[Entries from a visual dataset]
>> begin
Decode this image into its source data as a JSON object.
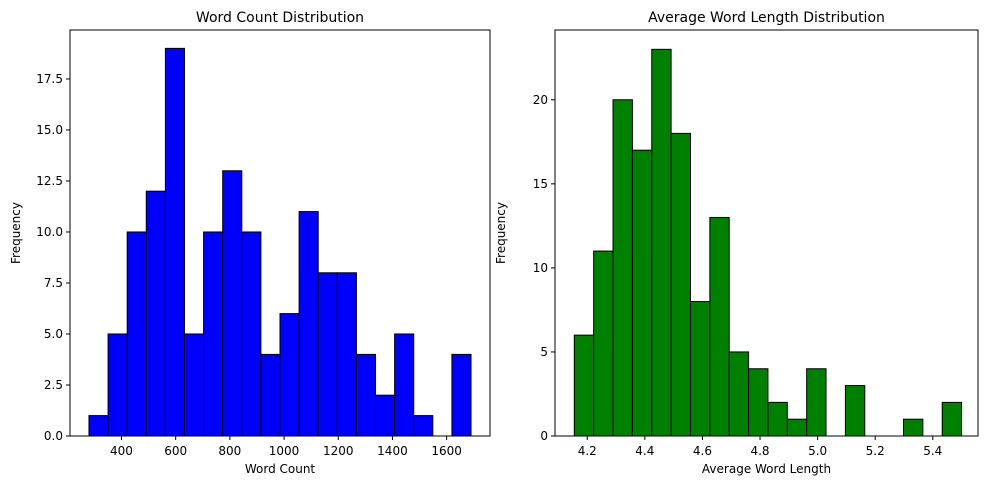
{
  "chart_data": [
    {
      "type": "bar",
      "title": "Word Count Distribution",
      "xlabel": "Word Count",
      "ylabel": "Frequency",
      "bar_color": "#0000ff",
      "edge_color": "#000000",
      "bin_start": 280,
      "bin_width": 70.5,
      "values": [
        1,
        5,
        10,
        12,
        19,
        5,
        10,
        13,
        10,
        4,
        6,
        11,
        8,
        8,
        4,
        2,
        5,
        1,
        0,
        4
      ],
      "xlim": [
        210,
        1760
      ],
      "ylim": [
        0,
        19.9
      ],
      "xticks": [
        400,
        600,
        800,
        1000,
        1200,
        1400,
        1600
      ],
      "xtick_labels": [
        "400",
        "600",
        "800",
        "1000",
        "1200",
        "1400",
        "1600"
      ],
      "yticks": [
        0,
        2.5,
        5,
        7.5,
        10,
        12.5,
        15,
        17.5
      ],
      "ytick_labels": [
        "0.0",
        "2.5",
        "5.0",
        "7.5",
        "10.0",
        "12.5",
        "15.0",
        "17.5"
      ]
    },
    {
      "type": "bar",
      "title": "Average Word Length Distribution",
      "xlabel": "Average Word Length",
      "ylabel": "Frequency",
      "bar_color": "#008000",
      "edge_color": "#000000",
      "bin_start": 4.155,
      "bin_width": 0.06725,
      "values": [
        6,
        11,
        20,
        17,
        23,
        18,
        8,
        13,
        5,
        4,
        2,
        1,
        4,
        0,
        3,
        0,
        0,
        1,
        0,
        2
      ],
      "xlim": [
        4.088,
        5.557
      ],
      "ylim": [
        0,
        24.15
      ],
      "xticks": [
        4.2,
        4.4,
        4.6,
        4.8,
        5.0,
        5.2,
        5.4
      ],
      "xtick_labels": [
        "4.2",
        "4.4",
        "4.6",
        "4.8",
        "5.0",
        "5.2",
        "5.4"
      ],
      "yticks": [
        0,
        5,
        10,
        15,
        20
      ],
      "ytick_labels": [
        "0",
        "5",
        "10",
        "15",
        "20"
      ]
    }
  ]
}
>> end
WHAT YOU SHOULD DO
Return each line from the material above exactly, but not the pictures.

SOLUTION TO THE PROBLEM
Decode this image into its source data as a JSON object.
{
  "chart_data": [
    {
      "type": "bar",
      "title": "Word Count Distribution",
      "xlabel": "Word Count",
      "ylabel": "Frequency",
      "bar_color": "#0000ff",
      "edge_color": "#000000",
      "bin_start": 280,
      "bin_width": 70.5,
      "values": [
        1,
        5,
        10,
        12,
        19,
        5,
        10,
        13,
        10,
        4,
        6,
        11,
        8,
        8,
        4,
        2,
        5,
        1,
        0,
        4
      ],
      "xlim": [
        210,
        1760
      ],
      "ylim": [
        0,
        19.9
      ],
      "xticks": [
        400,
        600,
        800,
        1000,
        1200,
        1400,
        1600
      ],
      "xtick_labels": [
        "400",
        "600",
        "800",
        "1000",
        "1200",
        "1400",
        "1600"
      ],
      "yticks": [
        0,
        2.5,
        5,
        7.5,
        10,
        12.5,
        15,
        17.5
      ],
      "ytick_labels": [
        "0.0",
        "2.5",
        "5.0",
        "7.5",
        "10.0",
        "12.5",
        "15.0",
        "17.5"
      ]
    },
    {
      "type": "bar",
      "title": "Average Word Length Distribution",
      "xlabel": "Average Word Length",
      "ylabel": "Frequency",
      "bar_color": "#008000",
      "edge_color": "#000000",
      "bin_start": 4.155,
      "bin_width": 0.06725,
      "values": [
        6,
        11,
        20,
        17,
        23,
        18,
        8,
        13,
        5,
        4,
        2,
        1,
        4,
        0,
        3,
        0,
        0,
        1,
        0,
        2
      ],
      "xlim": [
        4.088,
        5.557
      ],
      "ylim": [
        0,
        24.15
      ],
      "xticks": [
        4.2,
        4.4,
        4.6,
        4.8,
        5.0,
        5.2,
        5.4
      ],
      "xtick_labels": [
        "4.2",
        "4.4",
        "4.6",
        "4.8",
        "5.0",
        "5.2",
        "5.4"
      ],
      "yticks": [
        0,
        5,
        10,
        15,
        20
      ],
      "ytick_labels": [
        "0",
        "5",
        "10",
        "15",
        "20"
      ]
    }
  ]
}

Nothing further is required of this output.